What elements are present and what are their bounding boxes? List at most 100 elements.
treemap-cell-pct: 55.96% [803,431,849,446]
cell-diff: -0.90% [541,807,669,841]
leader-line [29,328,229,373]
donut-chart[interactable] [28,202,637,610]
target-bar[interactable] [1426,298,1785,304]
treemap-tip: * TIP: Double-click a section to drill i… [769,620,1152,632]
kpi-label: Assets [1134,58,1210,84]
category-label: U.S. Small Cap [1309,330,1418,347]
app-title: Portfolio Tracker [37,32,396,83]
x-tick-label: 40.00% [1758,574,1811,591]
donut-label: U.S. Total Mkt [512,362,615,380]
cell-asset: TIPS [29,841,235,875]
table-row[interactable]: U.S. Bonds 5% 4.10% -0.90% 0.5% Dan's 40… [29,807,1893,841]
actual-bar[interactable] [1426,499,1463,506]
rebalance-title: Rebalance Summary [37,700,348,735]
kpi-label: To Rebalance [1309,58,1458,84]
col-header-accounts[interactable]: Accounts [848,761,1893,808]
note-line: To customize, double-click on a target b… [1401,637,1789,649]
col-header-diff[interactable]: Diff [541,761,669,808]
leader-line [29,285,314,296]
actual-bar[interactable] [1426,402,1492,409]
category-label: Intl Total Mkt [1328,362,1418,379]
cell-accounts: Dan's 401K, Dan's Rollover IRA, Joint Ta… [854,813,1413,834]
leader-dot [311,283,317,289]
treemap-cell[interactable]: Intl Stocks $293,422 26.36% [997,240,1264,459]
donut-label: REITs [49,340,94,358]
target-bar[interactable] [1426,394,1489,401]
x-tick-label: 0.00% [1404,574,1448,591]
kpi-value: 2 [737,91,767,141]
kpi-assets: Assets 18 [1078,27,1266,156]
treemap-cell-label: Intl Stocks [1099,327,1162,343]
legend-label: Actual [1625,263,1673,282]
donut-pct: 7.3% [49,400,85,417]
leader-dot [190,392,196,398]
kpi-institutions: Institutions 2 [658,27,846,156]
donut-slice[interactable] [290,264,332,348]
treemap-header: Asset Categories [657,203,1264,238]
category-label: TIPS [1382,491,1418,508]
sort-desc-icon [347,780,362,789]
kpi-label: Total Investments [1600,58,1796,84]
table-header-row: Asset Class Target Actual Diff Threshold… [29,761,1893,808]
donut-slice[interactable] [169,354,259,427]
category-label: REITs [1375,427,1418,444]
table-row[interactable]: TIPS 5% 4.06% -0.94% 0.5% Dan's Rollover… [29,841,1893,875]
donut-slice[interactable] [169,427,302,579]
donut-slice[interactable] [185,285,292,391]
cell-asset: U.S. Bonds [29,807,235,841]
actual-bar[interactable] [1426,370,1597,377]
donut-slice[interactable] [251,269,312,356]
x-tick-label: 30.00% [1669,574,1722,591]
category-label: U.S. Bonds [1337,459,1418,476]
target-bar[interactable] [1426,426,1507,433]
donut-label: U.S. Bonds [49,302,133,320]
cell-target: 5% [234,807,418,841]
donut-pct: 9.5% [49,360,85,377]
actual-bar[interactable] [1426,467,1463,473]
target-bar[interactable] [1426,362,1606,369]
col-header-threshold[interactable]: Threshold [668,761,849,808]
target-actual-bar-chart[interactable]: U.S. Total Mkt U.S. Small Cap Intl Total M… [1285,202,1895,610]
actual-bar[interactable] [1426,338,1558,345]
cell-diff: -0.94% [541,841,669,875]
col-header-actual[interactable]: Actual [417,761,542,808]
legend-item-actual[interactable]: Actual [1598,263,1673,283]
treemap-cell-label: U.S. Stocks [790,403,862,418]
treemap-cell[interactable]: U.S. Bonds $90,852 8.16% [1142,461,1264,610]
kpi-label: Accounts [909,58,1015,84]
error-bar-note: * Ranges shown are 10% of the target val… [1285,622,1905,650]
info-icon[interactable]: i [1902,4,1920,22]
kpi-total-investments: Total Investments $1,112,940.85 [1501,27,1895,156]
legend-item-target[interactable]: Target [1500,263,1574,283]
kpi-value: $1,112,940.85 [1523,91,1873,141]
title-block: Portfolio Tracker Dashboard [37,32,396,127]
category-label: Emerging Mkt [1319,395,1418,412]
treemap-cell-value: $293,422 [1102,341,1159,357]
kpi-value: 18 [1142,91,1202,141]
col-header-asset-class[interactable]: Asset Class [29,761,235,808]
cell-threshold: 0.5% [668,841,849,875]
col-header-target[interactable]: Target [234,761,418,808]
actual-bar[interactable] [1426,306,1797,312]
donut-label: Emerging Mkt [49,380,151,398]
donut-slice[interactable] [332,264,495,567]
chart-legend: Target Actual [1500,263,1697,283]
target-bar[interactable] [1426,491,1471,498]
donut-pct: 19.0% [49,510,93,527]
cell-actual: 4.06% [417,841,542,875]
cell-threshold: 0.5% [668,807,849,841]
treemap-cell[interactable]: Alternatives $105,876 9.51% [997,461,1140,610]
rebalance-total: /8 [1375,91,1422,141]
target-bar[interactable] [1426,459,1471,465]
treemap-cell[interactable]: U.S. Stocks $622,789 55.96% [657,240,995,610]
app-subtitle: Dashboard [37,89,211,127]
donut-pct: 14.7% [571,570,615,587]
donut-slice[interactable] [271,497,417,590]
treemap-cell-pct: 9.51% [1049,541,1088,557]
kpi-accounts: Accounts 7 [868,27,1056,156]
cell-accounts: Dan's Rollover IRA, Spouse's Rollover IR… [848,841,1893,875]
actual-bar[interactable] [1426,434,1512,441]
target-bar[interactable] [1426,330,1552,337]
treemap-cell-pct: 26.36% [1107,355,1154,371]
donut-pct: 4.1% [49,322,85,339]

AIM: Reproduce the listing above, renaming every "donut-pct" to "donut-percent" and leaving all else untouched.

ANSWER:
What elements are present and what are their bounding boxes? List at most 100 elements.
treemap-cell-pct: 55.96% [803,431,849,446]
cell-diff: -0.90% [541,807,669,841]
leader-line [29,328,229,373]
donut-chart[interactable] [28,202,637,610]
target-bar[interactable] [1426,298,1785,304]
treemap-tip: * TIP: Double-click a section to drill i… [769,620,1152,632]
kpi-label: Assets [1134,58,1210,84]
category-label: U.S. Small Cap [1309,330,1418,347]
app-title: Portfolio Tracker [37,32,396,83]
x-tick-label: 40.00% [1758,574,1811,591]
donut-label: U.S. Total Mkt [512,362,615,380]
cell-asset: TIPS [29,841,235,875]
table-row[interactable]: U.S. Bonds 5% 4.10% -0.90% 0.5% Dan's 40… [29,807,1893,841]
actual-bar[interactable] [1426,499,1463,506]
rebalance-title: Rebalance Summary [37,700,348,735]
kpi-label: To Rebalance [1309,58,1458,84]
col-header-accounts[interactable]: Accounts [848,761,1893,808]
note-line: To customize, double-click on a target b… [1401,637,1789,649]
col-header-diff[interactable]: Diff [541,761,669,808]
leader-line [29,285,314,296]
actual-bar[interactable] [1426,402,1492,409]
category-label: Intl Total Mkt [1328,362,1418,379]
cell-accounts: Dan's 401K, Dan's Rollover IRA, Joint Ta… [854,813,1413,834]
leader-dot [311,283,317,289]
treemap-cell[interactable]: Intl Stocks $293,422 26.36% [997,240,1264,459]
donut-label: REITs [49,340,94,358]
target-bar[interactable] [1426,394,1489,401]
x-tick-label: 0.00% [1404,574,1448,591]
kpi-value: 2 [737,91,767,141]
kpi-assets: Assets 18 [1078,27,1266,156]
treemap-cell-label: Intl Stocks [1099,327,1162,343]
legend-label: Actual [1625,263,1673,282]
donut-percent: 7.3% [49,400,85,417]
leader-dot [190,392,196,398]
kpi-institutions: Institutions 2 [658,27,846,156]
donut-slice[interactable] [290,264,332,348]
treemap-header: Asset Categories [657,203,1264,238]
category-label: TIPS [1382,491,1418,508]
sort-desc-icon [347,780,362,789]
kpi-label: Total Investments [1600,58,1796,84]
table-header-row: Asset Class Target Actual Diff Threshold… [29,761,1893,808]
donut-slice[interactable] [169,354,259,427]
category-label: REITs [1375,427,1418,444]
table-row[interactable]: TIPS 5% 4.06% -0.94% 0.5% Dan's Rollover… [29,841,1893,875]
donut-slice[interactable] [169,427,302,579]
donut-slice[interactable] [185,285,292,391]
cell-asset: U.S. Bonds [29,807,235,841]
actual-bar[interactable] [1426,370,1597,377]
donut-slice[interactable] [251,269,312,356]
x-tick-label: 30.00% [1669,574,1722,591]
category-label: U.S. Bonds [1337,459,1418,476]
target-bar[interactable] [1426,426,1507,433]
donut-label: U.S. Bonds [49,302,133,320]
cell-target: 5% [234,807,418,841]
donut-percent: 9.5% [49,360,85,377]
actual-bar[interactable] [1426,467,1463,473]
target-bar[interactable] [1426,362,1606,369]
col-header-threshold[interactable]: Threshold [668,761,849,808]
target-actual-bar-chart[interactable]: U.S. Total Mkt U.S. Small Cap Intl Total M… [1285,202,1895,610]
actual-bar[interactable] [1426,338,1558,345]
cell-diff: -0.94% [541,841,669,875]
col-header-actual[interactable]: Actual [417,761,542,808]
legend-item-actual[interactable]: Actual [1598,263,1673,283]
treemap-cell-label: U.S. Stocks [790,403,862,418]
treemap-cell[interactable]: U.S. Bonds $90,852 8.16% [1142,461,1264,610]
kpi-label: Accounts [909,58,1015,84]
error-bar-note: * Ranges shown are 10% of the target val… [1285,622,1905,650]
info-icon[interactable]: i [1902,4,1920,22]
kpi-total-investments: Total Investments $1,112,940.85 [1501,27,1895,156]
legend-item-target[interactable]: Target [1500,263,1574,283]
kpi-value: $1,112,940.85 [1523,91,1873,141]
title-block: Portfolio Tracker Dashboard [37,32,396,127]
category-label: Emerging Mkt [1319,395,1418,412]
treemap-cell-value: $293,422 [1102,341,1159,357]
kpi-value: 18 [1142,91,1202,141]
col-header-asset-class[interactable]: Asset Class [29,761,235,808]
cell-threshold: 0.5% [668,841,849,875]
col-header-target[interactable]: Target [234,761,418,808]
actual-bar[interactable] [1426,306,1797,312]
donut-label: Emerging Mkt [49,380,151,398]
donut-slice[interactable] [332,264,495,567]
chart-legend: Target Actual [1500,263,1697,283]
target-bar[interactable] [1426,491,1471,498]
donut-percent: 19.0% [49,510,93,527]
cell-actual: 4.06% [417,841,542,875]
cell-threshold: 0.5% [668,807,849,841]
treemap-cell[interactable]: Alternatives $105,876 9.51% [997,461,1140,610]
rebalance-total: /8 [1375,91,1422,141]
target-bar[interactable] [1426,459,1471,465]
treemap-cell[interactable]: U.S. Stocks $622,789 55.96% [657,240,995,610]
app-subtitle: Dashboard [37,89,211,127]
donut-percent: 14.7% [571,570,615,587]
donut-slice[interactable] [271,497,417,590]
treemap-cell-pct: 9.51% [1049,541,1088,557]
kpi-accounts: Accounts 7 [868,27,1056,156]
cell-accounts: Dan's Rollover IRA, Spouse's Rollover IR… [848,841,1893,875]
actual-bar[interactable] [1426,434,1512,441]
target-bar[interactable] [1426,330,1552,337]
treemap-cell-pct: 26.36% [1107,355,1154,371]
donut-percent: 4.1% [49,322,85,339]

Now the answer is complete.